## What to produce
From the data that follows, copy every line holding the string "TradingView".

■ ■ ■ ■ ■ ■ ■

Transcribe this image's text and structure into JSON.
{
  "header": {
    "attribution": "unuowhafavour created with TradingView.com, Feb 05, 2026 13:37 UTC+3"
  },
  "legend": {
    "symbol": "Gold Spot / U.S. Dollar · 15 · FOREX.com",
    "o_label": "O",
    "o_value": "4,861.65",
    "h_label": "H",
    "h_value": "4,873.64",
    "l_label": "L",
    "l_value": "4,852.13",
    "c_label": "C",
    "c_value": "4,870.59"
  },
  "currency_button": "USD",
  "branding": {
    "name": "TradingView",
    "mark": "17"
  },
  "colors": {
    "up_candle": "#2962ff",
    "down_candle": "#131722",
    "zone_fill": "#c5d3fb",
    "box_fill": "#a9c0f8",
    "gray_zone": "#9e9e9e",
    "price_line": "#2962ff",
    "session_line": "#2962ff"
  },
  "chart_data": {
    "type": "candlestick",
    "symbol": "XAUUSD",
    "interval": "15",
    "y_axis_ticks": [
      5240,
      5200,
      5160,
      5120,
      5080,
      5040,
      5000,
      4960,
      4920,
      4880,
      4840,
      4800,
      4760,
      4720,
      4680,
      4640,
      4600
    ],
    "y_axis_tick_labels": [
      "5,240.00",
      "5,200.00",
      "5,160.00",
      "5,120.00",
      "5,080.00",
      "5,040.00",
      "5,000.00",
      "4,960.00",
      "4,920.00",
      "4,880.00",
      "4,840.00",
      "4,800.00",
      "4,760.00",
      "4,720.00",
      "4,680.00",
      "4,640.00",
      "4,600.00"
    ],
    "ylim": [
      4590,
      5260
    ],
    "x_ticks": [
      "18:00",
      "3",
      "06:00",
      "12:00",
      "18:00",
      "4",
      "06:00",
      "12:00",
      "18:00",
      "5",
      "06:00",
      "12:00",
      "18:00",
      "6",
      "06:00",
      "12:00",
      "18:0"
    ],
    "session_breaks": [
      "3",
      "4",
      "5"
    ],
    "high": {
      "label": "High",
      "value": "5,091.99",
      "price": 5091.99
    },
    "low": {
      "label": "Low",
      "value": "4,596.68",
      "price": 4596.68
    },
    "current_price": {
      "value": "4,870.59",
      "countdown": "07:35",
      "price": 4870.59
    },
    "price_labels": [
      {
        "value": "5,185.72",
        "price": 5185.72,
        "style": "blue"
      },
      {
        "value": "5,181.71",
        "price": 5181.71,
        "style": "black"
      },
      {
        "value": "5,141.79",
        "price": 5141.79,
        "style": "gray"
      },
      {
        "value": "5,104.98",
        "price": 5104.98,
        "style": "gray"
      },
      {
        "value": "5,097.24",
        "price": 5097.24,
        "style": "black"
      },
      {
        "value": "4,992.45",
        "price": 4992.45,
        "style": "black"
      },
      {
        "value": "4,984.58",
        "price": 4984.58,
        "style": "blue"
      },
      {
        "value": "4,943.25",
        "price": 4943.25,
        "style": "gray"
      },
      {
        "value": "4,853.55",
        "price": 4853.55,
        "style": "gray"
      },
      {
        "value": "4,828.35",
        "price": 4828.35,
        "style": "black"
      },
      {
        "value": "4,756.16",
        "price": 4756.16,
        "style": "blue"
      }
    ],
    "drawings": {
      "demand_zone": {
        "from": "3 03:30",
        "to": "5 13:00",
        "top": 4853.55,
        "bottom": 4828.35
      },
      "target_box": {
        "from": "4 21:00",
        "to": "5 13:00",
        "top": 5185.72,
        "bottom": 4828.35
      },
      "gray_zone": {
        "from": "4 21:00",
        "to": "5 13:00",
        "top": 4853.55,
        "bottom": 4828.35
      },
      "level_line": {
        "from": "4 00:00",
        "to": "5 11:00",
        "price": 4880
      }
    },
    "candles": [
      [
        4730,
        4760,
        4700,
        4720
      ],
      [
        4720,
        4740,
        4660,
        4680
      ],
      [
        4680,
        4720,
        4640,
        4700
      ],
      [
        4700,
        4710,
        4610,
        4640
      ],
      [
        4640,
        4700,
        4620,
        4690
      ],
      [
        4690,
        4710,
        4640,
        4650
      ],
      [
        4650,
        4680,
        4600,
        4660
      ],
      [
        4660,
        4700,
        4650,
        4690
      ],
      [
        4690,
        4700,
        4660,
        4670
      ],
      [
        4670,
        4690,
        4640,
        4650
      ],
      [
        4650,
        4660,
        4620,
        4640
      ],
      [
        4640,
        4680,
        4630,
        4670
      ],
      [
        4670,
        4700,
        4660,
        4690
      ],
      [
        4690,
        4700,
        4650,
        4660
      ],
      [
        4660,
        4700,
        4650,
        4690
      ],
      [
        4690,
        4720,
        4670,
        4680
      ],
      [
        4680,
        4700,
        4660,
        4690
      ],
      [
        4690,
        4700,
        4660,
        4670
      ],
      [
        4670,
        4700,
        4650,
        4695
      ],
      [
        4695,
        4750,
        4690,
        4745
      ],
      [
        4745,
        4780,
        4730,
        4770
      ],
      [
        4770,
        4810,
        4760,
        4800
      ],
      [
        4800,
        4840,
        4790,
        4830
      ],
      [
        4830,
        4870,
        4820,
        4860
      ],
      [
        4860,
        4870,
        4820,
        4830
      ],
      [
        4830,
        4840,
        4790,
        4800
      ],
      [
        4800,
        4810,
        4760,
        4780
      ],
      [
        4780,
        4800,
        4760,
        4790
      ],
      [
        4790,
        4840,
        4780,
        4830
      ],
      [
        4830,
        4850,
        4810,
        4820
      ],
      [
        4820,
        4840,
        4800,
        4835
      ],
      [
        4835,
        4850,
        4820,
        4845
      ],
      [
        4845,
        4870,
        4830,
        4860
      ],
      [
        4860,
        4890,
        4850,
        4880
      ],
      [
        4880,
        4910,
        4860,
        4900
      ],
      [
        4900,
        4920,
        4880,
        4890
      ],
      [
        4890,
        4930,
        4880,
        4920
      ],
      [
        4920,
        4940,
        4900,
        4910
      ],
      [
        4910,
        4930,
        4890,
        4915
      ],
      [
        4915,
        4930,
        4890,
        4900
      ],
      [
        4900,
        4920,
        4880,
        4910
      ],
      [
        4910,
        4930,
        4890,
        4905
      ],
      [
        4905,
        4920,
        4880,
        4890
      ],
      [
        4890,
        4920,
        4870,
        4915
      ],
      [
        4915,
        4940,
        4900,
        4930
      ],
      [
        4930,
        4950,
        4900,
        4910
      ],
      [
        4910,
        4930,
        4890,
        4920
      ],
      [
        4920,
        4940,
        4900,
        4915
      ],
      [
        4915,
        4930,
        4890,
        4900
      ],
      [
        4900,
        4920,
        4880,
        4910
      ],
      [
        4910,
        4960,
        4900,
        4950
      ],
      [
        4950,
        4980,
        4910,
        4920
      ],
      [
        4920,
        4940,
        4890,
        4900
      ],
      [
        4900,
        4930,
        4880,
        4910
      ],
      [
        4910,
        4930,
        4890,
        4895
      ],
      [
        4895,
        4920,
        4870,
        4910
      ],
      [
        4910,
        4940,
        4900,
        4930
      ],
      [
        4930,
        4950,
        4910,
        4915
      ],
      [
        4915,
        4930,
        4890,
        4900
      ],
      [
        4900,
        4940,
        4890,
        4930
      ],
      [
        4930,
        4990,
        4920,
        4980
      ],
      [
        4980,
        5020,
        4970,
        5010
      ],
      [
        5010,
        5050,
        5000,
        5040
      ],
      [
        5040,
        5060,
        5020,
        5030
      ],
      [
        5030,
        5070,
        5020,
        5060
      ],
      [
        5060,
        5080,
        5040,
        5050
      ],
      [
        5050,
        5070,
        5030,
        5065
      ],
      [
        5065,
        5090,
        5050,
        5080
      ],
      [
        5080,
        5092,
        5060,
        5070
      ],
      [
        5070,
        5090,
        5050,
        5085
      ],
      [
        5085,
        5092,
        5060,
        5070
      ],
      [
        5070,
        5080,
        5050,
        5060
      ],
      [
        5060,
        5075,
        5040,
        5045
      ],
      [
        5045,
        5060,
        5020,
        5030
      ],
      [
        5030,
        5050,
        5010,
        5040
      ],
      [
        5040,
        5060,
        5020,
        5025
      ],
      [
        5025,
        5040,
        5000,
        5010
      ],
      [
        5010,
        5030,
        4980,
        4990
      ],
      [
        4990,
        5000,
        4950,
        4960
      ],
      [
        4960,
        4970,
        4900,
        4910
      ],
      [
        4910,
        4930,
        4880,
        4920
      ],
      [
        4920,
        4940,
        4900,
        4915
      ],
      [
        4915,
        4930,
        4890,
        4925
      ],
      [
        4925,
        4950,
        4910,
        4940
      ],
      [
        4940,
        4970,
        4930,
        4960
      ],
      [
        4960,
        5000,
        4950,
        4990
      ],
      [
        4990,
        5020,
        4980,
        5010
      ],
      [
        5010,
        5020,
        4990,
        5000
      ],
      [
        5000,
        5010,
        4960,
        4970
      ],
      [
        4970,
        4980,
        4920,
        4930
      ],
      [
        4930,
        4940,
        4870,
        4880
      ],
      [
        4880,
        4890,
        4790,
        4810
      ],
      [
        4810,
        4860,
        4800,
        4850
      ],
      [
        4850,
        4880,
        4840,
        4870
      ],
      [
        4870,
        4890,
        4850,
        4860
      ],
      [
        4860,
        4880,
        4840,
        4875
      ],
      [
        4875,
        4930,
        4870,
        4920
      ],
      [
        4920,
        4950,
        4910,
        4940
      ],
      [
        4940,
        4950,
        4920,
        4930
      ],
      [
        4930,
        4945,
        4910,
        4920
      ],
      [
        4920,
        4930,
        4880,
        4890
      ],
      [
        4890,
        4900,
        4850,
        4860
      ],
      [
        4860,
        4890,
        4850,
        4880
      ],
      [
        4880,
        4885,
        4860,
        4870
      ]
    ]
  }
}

■ ■ ■ ■ ■ ■ ■

## Answer to the problem
    "attribution": "unuowhafavour created with TradingView.com, Feb 05, 2026 13:37 UTC+3"
    "name": "TradingView",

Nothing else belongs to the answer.